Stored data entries
_ _ _ _

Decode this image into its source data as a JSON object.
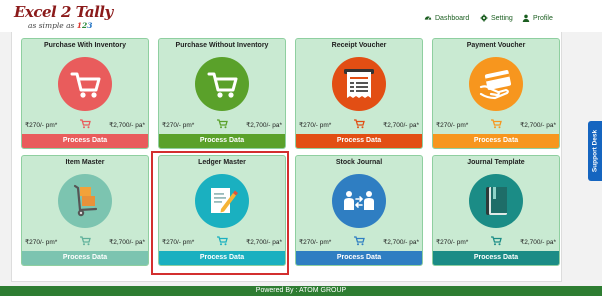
{
  "header": {
    "logo_main": "Excel 2 Tally",
    "logo_tag_prefix": "as simple as",
    "logo_tag_d1": "1",
    "logo_tag_d2": "2",
    "logo_tag_d3": "3",
    "nav": [
      {
        "label": "Dashboard",
        "icon": "dashboard-icon"
      },
      {
        "label": "Setting",
        "icon": "gear-icon"
      },
      {
        "label": "Profile",
        "icon": "user-icon"
      }
    ]
  },
  "cards": [
    {
      "title": "Purchase With Inventory",
      "price_pm": "₹270/- pm*",
      "price_pa": "₹2,700/- pa*",
      "button": "Process Data",
      "color": "#e95c5c",
      "icon": "cart-icon"
    },
    {
      "title": "Purchase Without Inventory",
      "price_pm": "₹270/- pm*",
      "price_pa": "₹2,700/- pa*",
      "button": "Process Data",
      "color": "#5aa12a",
      "icon": "cart-icon"
    },
    {
      "title": "Receipt Voucher",
      "price_pm": "₹270/- pm*",
      "price_pa": "₹2,700/- pa*",
      "button": "Process Data",
      "color": "#e24e14",
      "icon": "receipt-icon"
    },
    {
      "title": "Payment Voucher",
      "price_pm": "₹270/- pm*",
      "price_pa": "₹2,700/- pa*",
      "button": "Process Data",
      "color": "#f7961e",
      "icon": "credit-card-icon"
    },
    {
      "title": "Item Master",
      "price_pm": "₹270/- pm*",
      "price_pa": "₹2,700/- pa*",
      "button": "Process Data",
      "color": "#7cc4b0",
      "icon": "hand-truck-icon"
    },
    {
      "title": "Ledger Master",
      "price_pm": "₹270/- pm*",
      "price_pa": "₹2,700/- pa*",
      "button": "Process Data",
      "color": "#1ab0c0",
      "icon": "document-edit-icon"
    },
    {
      "title": "Stock Journal",
      "price_pm": "₹270/- pm*",
      "price_pa": "₹2,700/- pa*",
      "button": "Process Data",
      "color": "#2f7ec2",
      "icon": "transfer-users-icon"
    },
    {
      "title": "Journal Template",
      "price_pm": "₹270/- pm*",
      "price_pa": "₹2,700/- pa*",
      "button": "Process Data",
      "color": "#1b8c86",
      "icon": "book-icon"
    }
  ],
  "support_tab": "Support Desk",
  "footer": "Powered By : ATOM GROUP",
  "colors": {
    "accent": "#2e7d32",
    "card_bg": "#c9ead2",
    "highlight": "#d32f2f",
    "support": "#1565c0"
  }
}
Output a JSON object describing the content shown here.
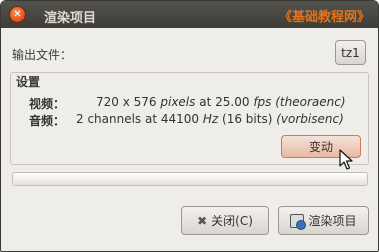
{
  "window": {
    "title": "渲染项目",
    "watermark": "《基础教程网》",
    "close_glyph": "✕"
  },
  "output": {
    "label": "输出文件：",
    "button_label": "tz1"
  },
  "settings": {
    "title": "设置",
    "video": {
      "label": "视频：",
      "resolution": "720 x 576",
      "pixels_word": "pixels",
      "at_word": "at",
      "fps_value": "25.00",
      "fps_unit": "fps",
      "codec": "(theoraenc)"
    },
    "audio": {
      "label": "音频：",
      "channels": "2 channels at 44100",
      "hz_unit": "Hz",
      "bits": "(16 bits)",
      "codec": "(vorbisenc)"
    },
    "change_label": "变动"
  },
  "progress": {
    "value": 0
  },
  "buttons": {
    "close_icon": "✖",
    "close_label": "关闭(C)",
    "render_label": "渲染项目"
  },
  "colors": {
    "titlebar": "#3d3c37",
    "watermark": "#e4721a",
    "close_button": "#e24c15",
    "window_bg": "#efedea",
    "change_button": "#e8b9a3"
  }
}
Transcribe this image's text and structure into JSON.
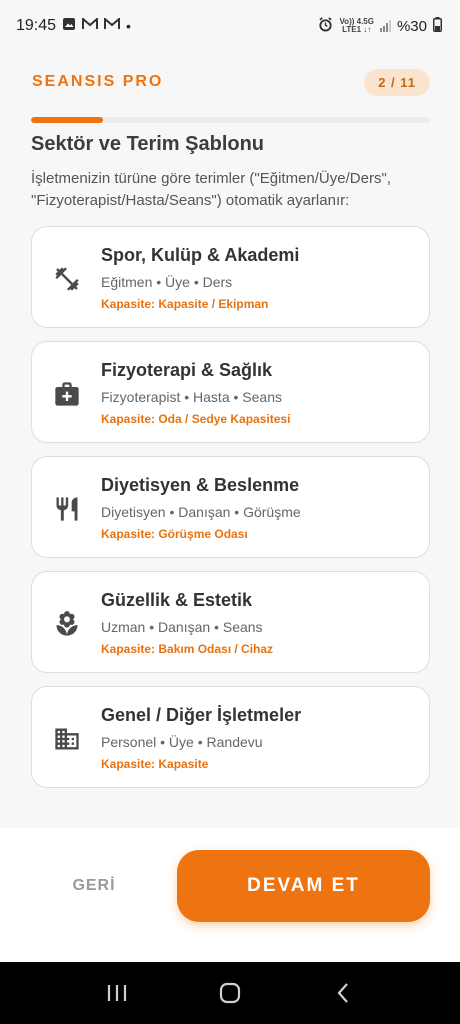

_ _ _ _

Check each line above for the string "this" and show the ones that have it.

| Expected output |
Decode this image into its source data as a JSON object.
Transcribe this image's text and structure into JSON.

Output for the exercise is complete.